(Layout coordinate data)
-- start --

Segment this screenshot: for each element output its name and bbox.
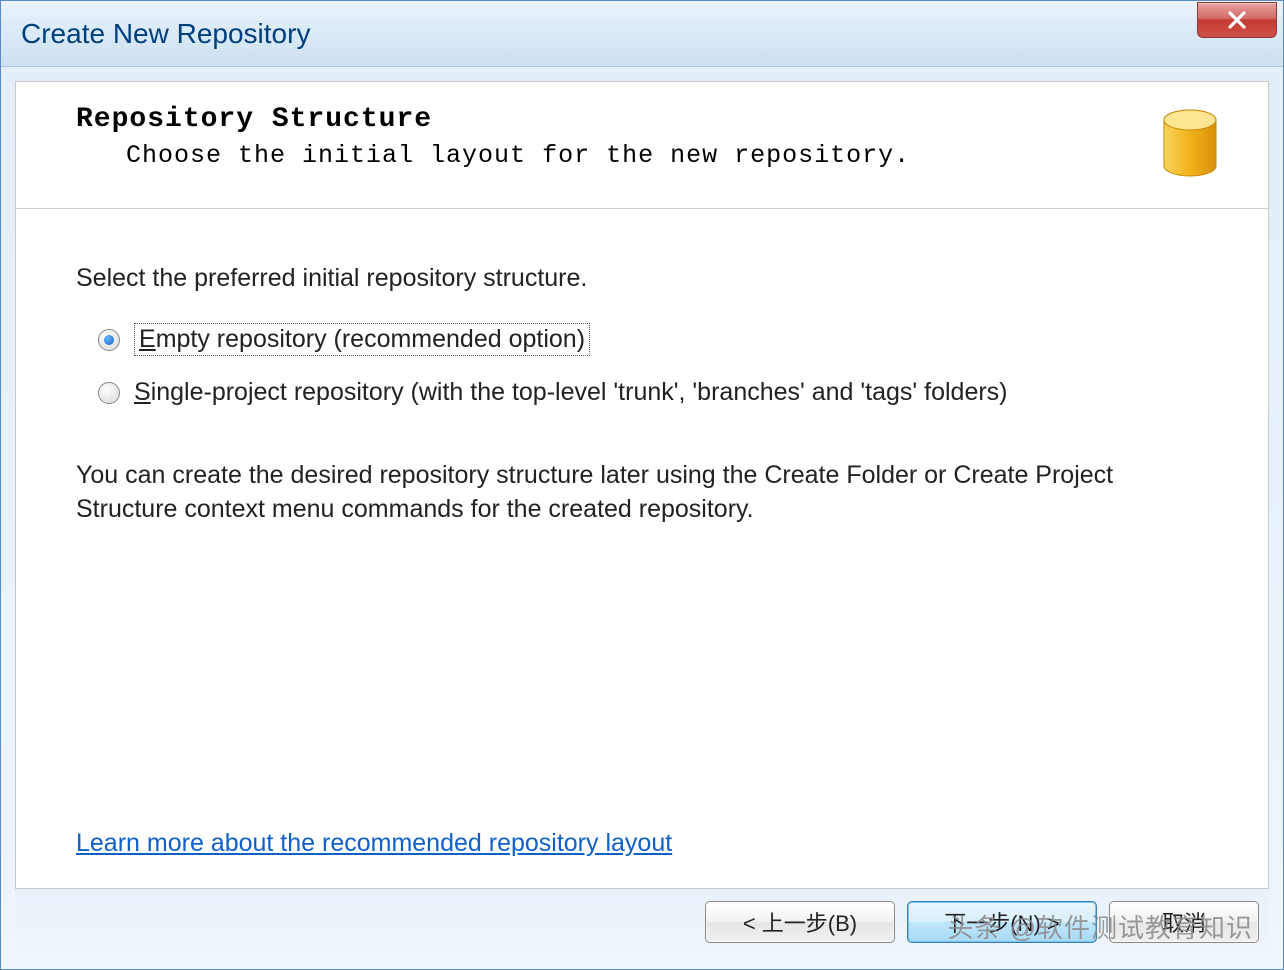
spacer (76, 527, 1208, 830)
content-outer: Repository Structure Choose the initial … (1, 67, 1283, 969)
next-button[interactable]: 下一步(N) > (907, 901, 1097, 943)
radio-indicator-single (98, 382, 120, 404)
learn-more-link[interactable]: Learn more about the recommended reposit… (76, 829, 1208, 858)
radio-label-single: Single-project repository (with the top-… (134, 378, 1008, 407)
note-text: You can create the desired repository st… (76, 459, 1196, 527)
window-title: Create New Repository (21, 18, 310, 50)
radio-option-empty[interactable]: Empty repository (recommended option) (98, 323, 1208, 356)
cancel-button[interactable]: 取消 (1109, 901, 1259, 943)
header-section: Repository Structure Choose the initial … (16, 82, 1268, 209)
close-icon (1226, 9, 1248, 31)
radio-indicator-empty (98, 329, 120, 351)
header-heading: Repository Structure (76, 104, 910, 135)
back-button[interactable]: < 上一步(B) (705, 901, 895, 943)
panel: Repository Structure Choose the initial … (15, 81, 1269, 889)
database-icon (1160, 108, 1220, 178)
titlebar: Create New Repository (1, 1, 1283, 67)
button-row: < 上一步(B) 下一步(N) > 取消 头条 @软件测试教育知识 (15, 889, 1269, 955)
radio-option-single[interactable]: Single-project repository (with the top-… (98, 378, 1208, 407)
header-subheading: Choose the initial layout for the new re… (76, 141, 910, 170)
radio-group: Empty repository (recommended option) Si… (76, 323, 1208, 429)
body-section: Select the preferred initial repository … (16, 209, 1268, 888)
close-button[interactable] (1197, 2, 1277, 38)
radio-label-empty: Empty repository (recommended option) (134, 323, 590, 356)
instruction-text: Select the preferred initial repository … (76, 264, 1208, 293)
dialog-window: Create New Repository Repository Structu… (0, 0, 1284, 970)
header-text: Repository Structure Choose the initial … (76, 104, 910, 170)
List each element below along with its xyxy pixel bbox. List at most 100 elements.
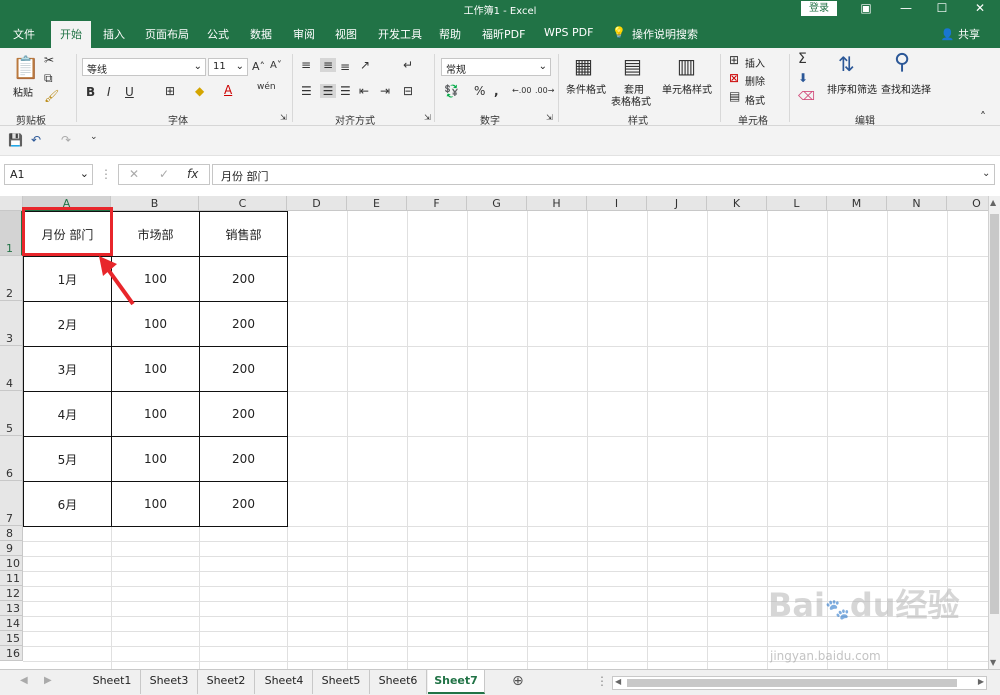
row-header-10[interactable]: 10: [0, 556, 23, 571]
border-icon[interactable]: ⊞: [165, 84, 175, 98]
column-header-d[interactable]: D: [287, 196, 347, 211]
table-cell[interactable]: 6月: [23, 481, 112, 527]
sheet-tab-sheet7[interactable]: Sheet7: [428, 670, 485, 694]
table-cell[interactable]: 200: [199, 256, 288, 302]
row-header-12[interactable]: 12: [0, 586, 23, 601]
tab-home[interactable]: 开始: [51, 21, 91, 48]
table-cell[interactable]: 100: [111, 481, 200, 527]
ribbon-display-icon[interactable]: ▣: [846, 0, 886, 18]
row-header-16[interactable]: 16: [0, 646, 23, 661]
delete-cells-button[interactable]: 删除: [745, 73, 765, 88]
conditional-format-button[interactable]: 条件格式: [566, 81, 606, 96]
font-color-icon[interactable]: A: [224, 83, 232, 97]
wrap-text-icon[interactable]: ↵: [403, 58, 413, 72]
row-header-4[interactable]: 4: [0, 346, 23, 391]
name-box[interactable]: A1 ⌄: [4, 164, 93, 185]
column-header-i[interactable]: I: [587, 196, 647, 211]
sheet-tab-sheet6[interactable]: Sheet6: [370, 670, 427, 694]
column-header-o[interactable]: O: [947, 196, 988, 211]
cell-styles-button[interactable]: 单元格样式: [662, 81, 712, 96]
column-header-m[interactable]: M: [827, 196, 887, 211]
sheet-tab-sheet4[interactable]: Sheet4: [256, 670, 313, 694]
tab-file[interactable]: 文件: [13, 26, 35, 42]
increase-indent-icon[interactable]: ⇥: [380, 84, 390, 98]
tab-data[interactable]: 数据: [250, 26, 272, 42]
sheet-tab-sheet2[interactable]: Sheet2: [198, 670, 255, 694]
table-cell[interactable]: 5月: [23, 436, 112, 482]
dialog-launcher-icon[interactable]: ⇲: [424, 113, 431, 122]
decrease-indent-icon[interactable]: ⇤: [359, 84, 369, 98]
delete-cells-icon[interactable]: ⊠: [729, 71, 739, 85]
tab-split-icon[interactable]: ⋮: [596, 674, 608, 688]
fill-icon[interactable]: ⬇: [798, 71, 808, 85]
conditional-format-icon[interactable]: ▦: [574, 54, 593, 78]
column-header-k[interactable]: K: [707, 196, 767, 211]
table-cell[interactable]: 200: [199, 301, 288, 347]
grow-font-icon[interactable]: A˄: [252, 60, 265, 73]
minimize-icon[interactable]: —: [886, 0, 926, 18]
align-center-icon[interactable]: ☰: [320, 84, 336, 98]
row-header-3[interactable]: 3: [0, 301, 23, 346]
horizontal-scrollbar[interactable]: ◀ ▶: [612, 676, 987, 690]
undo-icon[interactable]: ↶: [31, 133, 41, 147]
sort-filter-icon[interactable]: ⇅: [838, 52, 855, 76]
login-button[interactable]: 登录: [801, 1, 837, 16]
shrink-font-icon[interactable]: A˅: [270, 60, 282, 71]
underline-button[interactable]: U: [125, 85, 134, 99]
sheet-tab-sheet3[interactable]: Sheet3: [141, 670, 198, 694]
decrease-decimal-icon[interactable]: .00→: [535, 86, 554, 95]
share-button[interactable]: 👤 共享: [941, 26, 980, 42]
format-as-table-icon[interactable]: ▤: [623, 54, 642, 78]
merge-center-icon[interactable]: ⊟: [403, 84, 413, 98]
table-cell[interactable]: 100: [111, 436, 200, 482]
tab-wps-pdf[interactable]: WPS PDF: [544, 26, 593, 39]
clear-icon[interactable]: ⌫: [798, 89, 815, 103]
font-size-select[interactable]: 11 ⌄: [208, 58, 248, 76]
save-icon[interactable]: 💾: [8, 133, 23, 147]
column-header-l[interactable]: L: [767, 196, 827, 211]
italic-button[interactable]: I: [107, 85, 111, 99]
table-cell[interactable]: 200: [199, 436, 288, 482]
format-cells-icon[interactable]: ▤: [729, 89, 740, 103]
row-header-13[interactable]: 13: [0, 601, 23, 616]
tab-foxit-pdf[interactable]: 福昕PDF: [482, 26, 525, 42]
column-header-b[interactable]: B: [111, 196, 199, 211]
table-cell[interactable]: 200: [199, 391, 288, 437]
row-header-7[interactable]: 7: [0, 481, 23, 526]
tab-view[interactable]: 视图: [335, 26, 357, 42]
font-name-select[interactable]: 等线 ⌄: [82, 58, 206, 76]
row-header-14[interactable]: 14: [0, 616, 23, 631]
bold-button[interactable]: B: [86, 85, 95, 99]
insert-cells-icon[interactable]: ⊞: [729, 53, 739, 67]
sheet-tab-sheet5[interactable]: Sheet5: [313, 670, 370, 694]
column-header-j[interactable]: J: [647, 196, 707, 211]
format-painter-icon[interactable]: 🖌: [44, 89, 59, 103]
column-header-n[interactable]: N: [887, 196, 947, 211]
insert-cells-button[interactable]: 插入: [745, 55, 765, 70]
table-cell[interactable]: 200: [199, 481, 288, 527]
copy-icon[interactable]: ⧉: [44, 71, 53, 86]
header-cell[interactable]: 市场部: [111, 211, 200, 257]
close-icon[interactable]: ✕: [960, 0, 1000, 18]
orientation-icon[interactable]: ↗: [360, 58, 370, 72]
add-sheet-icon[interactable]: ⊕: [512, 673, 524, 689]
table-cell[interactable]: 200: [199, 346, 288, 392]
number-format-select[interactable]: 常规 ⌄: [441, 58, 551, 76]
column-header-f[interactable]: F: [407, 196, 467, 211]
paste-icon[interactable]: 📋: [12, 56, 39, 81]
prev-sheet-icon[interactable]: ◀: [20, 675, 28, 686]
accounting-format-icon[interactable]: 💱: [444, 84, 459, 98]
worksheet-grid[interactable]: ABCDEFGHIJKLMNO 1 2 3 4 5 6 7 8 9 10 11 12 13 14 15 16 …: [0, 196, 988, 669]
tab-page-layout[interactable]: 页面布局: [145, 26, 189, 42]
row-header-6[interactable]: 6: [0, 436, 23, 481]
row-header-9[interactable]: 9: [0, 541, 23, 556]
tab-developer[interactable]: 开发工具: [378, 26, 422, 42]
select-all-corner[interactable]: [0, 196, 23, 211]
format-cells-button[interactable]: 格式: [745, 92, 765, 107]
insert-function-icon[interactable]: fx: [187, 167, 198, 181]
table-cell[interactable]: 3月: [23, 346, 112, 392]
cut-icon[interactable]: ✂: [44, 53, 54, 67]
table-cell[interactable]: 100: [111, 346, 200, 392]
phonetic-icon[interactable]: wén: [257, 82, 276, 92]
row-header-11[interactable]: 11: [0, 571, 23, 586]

-- end --
-- start --

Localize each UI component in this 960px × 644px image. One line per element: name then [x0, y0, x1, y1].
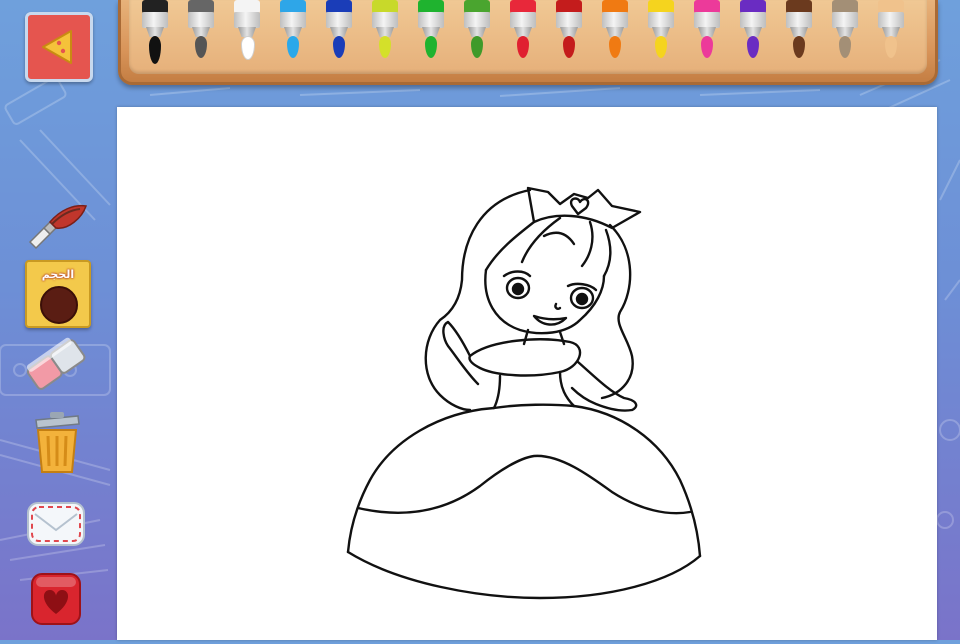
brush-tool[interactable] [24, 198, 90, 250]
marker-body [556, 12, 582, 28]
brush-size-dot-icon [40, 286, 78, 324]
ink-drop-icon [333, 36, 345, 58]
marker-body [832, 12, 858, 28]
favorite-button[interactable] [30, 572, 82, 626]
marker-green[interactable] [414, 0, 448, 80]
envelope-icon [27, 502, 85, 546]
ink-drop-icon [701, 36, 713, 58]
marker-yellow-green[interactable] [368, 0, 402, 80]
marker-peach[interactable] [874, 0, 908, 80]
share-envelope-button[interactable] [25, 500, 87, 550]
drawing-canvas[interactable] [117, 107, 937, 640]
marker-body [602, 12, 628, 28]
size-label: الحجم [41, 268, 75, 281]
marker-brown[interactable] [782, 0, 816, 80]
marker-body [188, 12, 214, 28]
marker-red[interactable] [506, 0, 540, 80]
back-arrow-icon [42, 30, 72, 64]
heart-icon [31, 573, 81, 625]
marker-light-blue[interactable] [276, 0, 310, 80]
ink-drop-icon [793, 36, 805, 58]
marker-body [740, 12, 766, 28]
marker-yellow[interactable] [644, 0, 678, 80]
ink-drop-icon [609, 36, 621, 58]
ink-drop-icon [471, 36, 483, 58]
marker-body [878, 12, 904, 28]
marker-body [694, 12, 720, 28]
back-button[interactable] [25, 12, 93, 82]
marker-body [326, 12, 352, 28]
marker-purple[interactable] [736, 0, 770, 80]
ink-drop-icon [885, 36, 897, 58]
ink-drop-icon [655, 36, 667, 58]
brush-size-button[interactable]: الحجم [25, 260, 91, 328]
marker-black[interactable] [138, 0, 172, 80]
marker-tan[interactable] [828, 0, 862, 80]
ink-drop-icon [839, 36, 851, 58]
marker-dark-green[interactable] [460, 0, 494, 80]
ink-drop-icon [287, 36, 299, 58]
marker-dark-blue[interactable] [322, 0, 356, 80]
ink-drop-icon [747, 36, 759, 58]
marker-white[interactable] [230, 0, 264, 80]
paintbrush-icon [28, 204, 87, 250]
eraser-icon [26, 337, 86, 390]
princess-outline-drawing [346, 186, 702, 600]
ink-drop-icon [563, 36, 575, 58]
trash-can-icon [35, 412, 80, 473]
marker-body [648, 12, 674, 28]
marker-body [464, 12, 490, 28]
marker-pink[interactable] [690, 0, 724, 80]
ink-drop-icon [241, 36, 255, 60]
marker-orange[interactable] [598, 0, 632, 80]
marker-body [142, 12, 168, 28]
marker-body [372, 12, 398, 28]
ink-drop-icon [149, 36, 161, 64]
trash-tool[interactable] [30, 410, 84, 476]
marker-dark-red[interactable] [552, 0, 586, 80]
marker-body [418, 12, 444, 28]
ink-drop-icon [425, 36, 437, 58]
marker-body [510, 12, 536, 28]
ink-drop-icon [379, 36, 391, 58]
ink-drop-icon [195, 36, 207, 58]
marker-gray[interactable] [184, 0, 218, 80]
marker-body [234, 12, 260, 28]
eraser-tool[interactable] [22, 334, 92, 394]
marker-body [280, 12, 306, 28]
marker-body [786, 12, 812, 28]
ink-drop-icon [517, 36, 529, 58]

-- end --

## Written task
Reproduce verbatim the lines of the data above, from the line containing "brush-tool[interactable] [24, 198, 90, 250]" through the line containing "marker-peach[interactable] [874, 0, 908, 80]".

## Exercise answer
brush-tool[interactable] [24, 198, 90, 250]
marker-body [556, 12, 582, 28]
brush-size-dot-icon [40, 286, 78, 324]
ink-drop-icon [333, 36, 345, 58]
marker-body [832, 12, 858, 28]
favorite-button[interactable] [30, 572, 82, 626]
marker-green[interactable] [414, 0, 448, 80]
envelope-icon [27, 502, 85, 546]
ink-drop-icon [701, 36, 713, 58]
marker-yellow-green[interactable] [368, 0, 402, 80]
marker-peach[interactable] [874, 0, 908, 80]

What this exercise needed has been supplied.